→ Directions:
Note each line where "watermark" appears, and copy it.

***** Records shown *****

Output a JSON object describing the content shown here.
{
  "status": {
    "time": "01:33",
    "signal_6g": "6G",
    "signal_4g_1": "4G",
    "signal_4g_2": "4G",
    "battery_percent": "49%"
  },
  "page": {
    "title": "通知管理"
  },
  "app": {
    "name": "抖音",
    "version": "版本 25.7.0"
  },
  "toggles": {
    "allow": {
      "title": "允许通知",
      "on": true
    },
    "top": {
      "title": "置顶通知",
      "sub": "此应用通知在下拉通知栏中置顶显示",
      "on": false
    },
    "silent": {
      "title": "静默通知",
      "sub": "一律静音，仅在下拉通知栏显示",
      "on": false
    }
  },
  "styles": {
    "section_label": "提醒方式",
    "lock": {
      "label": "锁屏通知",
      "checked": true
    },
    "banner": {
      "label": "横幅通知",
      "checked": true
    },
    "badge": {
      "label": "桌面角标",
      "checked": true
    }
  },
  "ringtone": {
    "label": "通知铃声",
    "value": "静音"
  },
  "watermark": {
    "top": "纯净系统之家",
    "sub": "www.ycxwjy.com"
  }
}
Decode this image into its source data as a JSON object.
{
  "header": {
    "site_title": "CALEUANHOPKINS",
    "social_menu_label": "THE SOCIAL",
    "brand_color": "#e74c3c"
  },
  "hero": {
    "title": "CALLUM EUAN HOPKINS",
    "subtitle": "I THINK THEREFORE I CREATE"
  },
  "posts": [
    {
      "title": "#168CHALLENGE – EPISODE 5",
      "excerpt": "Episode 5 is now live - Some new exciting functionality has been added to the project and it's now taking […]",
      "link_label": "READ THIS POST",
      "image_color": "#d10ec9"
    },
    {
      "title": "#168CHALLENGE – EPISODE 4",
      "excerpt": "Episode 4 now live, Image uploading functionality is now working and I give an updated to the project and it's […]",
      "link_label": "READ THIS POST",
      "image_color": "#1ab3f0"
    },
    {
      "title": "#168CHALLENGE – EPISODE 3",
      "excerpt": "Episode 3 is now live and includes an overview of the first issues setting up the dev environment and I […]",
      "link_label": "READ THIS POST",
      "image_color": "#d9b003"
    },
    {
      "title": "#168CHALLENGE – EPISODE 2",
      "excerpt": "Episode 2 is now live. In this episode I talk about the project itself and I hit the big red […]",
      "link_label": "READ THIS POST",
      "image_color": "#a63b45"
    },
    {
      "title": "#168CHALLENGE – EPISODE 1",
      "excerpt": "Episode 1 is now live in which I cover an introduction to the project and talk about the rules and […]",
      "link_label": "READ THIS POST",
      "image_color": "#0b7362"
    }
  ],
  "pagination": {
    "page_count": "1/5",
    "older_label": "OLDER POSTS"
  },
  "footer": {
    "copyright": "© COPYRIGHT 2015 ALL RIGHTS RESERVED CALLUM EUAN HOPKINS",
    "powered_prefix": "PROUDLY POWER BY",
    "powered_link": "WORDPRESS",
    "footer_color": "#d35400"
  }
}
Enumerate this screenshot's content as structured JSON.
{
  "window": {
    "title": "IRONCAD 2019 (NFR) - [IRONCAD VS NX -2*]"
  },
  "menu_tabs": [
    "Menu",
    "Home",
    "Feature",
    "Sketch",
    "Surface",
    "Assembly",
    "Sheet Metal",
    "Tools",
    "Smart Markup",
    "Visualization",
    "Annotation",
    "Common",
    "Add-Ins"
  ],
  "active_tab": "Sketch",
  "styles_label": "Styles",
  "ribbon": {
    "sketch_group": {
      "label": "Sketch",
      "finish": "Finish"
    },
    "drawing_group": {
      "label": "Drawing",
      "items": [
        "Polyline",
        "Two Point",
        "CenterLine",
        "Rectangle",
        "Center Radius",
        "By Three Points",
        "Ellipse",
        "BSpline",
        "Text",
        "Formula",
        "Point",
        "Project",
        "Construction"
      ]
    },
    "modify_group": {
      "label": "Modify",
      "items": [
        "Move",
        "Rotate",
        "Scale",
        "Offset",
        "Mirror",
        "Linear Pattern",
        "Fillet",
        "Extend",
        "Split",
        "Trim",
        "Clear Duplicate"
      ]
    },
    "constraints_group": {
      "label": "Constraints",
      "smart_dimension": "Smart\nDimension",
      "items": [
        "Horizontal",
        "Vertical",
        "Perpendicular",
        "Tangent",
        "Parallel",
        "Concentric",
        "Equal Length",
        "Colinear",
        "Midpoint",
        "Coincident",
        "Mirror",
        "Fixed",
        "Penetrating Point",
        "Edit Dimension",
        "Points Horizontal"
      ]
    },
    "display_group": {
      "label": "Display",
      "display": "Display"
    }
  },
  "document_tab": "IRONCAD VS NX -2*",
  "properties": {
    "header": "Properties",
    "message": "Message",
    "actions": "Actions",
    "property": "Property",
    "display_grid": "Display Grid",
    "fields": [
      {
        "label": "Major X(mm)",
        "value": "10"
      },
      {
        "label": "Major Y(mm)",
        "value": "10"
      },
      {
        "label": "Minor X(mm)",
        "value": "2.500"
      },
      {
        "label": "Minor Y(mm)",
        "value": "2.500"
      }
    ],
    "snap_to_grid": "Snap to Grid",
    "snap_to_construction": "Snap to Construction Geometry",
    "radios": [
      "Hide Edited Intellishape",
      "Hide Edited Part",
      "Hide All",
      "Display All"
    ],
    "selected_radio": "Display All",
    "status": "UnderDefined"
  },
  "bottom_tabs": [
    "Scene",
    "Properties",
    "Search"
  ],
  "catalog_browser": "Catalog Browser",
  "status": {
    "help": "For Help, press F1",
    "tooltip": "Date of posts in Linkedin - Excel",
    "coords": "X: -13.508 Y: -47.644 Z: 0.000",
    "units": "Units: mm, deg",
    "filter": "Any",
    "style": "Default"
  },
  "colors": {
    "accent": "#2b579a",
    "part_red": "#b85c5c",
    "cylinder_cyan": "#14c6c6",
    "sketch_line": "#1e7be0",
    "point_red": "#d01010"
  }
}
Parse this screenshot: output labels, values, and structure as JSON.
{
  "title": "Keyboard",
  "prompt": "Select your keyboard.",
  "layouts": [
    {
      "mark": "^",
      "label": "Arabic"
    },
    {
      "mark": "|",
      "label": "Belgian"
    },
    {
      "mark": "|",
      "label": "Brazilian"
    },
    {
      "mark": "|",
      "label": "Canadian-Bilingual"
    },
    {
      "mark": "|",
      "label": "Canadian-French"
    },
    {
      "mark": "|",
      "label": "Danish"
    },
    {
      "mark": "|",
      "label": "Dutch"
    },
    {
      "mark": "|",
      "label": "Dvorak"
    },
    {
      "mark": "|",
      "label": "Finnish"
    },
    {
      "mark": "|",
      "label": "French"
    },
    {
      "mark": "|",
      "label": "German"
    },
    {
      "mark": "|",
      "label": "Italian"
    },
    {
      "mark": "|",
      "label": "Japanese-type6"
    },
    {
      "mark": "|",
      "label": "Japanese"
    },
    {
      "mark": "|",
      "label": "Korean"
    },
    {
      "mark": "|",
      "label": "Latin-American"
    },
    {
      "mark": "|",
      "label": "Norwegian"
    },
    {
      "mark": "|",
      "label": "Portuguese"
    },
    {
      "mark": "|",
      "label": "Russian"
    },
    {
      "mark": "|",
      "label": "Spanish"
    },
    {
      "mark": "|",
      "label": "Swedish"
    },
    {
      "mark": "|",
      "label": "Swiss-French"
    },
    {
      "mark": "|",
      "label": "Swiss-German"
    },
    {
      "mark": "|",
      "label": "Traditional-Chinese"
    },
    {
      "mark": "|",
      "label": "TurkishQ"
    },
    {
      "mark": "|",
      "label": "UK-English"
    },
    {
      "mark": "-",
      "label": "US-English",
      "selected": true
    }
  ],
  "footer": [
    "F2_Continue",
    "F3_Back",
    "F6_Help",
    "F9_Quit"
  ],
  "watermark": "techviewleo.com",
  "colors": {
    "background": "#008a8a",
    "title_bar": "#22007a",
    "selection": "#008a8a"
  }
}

*****

→ The answer:
  "watermark": {
  "watermark": "techviewleo.com",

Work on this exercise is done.